## Requirement
Pull out every line in the items below that contains the word "resistor". Match case exactly.

** Start **

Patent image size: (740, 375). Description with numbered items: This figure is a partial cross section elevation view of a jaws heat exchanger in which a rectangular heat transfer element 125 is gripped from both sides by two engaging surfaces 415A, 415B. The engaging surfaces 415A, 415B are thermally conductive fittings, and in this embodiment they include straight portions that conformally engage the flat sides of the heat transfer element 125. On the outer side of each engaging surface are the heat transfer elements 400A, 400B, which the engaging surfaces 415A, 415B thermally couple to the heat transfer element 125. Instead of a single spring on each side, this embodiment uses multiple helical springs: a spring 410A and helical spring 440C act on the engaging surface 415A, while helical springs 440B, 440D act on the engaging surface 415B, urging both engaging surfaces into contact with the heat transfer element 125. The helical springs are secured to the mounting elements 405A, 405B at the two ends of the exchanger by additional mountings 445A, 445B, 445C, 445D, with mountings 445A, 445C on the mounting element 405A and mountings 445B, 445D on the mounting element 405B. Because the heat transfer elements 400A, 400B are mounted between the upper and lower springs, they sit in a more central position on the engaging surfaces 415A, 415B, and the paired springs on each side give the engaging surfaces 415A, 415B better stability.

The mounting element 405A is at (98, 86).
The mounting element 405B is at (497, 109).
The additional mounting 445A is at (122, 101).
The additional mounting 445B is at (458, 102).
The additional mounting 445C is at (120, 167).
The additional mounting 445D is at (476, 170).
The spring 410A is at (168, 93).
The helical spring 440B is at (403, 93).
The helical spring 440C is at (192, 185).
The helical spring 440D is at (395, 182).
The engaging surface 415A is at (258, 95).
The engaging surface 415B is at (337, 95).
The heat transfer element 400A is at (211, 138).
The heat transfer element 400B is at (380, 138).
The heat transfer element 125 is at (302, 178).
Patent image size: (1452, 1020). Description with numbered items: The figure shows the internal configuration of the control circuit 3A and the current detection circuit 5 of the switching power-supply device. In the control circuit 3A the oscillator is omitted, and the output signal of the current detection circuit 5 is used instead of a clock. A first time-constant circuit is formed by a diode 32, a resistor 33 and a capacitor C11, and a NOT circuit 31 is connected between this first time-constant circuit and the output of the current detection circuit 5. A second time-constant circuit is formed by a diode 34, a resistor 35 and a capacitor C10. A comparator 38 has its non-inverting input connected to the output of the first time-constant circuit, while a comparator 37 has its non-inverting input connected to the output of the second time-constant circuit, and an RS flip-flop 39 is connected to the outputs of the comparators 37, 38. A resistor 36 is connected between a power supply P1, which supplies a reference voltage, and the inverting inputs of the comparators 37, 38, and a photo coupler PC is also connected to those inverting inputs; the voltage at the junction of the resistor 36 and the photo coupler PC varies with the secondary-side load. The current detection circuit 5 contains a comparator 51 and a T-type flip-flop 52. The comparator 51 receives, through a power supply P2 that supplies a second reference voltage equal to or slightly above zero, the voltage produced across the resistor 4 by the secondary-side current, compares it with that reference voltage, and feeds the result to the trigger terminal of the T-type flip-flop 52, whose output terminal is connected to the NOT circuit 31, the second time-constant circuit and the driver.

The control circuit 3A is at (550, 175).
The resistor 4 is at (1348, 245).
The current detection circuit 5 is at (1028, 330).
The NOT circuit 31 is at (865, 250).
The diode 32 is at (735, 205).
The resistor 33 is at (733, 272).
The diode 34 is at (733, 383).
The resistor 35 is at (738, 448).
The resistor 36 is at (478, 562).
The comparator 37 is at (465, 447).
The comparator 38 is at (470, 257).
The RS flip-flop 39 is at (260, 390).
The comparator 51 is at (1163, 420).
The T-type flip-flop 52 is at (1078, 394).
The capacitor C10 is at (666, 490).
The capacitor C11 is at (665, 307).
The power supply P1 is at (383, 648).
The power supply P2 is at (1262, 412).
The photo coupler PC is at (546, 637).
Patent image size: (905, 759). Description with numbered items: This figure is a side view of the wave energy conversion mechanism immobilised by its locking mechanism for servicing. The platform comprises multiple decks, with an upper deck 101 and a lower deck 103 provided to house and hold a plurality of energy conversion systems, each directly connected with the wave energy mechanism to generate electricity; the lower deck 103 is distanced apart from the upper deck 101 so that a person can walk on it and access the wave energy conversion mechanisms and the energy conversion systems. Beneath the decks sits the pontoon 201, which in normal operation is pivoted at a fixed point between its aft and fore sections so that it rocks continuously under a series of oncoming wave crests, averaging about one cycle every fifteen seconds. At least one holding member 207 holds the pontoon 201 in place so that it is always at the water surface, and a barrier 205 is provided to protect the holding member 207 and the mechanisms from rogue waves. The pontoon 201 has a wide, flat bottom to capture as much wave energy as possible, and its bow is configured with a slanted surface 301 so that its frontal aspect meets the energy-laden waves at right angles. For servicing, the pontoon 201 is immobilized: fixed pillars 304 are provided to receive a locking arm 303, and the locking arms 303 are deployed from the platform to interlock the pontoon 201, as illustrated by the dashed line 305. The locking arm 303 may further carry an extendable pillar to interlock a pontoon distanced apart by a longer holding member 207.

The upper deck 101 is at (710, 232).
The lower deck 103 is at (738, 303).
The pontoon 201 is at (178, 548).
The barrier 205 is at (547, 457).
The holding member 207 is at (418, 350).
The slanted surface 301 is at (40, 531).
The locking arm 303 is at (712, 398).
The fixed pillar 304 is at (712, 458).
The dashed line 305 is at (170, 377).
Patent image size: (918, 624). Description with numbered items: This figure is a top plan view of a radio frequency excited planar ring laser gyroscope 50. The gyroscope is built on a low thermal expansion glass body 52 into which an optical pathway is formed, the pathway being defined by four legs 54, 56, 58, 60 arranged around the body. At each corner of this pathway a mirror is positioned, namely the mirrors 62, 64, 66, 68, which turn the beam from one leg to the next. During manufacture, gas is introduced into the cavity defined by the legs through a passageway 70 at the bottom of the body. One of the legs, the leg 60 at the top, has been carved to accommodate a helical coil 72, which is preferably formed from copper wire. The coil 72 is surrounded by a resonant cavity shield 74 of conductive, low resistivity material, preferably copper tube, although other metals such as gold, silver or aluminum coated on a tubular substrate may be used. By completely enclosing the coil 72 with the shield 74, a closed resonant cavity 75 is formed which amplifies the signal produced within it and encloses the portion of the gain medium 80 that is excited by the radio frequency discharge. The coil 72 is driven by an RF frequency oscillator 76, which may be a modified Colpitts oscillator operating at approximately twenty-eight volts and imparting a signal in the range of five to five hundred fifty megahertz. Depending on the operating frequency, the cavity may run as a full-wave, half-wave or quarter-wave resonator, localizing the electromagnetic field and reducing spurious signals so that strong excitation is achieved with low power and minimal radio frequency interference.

** End **

## Exercise answer
Patent image size: (1452, 1020). Description with numbered items: The figure shows the internal configuration of the control circuit 3A and the current detection circuit 5 of the switching power-supply device. In the control circuit 3A the oscillator is omitted, and the output signal of the current detection circuit 5 is used instead of a clock. A first time-constant circuit is formed by a diode 32, a resistor 33 and a capacitor C11, and a NOT circuit 31 is connected between this first time-constant circuit and the output of the current detection circuit 5. A second time-constant circuit is formed by a diode 34, a resistor 35 and a capacitor C10. A comparator 38 has its non-inverting input connected to the output of the first time-constant circuit, while a comparator 37 has its non-inverting input connected to the output of the second time-constant circuit, and an RS flip-flop 39 is connected to the outputs of the comparators 37, 38. A resistor 36 is connected between a power supply P1, which supplies a reference voltage, and the inverting inputs of the comparators 37, 38, and a photo coupler PC is also connected to those inverting inputs; the voltage at the junction of the resistor 36 and the photo coupler PC varies with the secondary-side load. The current detection circuit 5 contains a comparator 51 and a T-type flip-flop 52. The comparator 51 receives, through a power supply P2 that supplies a second reference voltage equal to or slightly above zero, the voltage produced across the resistor 4 by the secondary-side current, compares it with that reference voltage, and feeds the result to the trigger terminal of the T-type flip-flop 52, whose output terminal is connected to the NOT circuit 31, the second time-constant circuit and the driver.
The resistor 4 is at (1348, 245).
The resistor 33 is at (733, 272).
The resistor 35 is at (738, 448).
The resistor 36 is at (478, 562).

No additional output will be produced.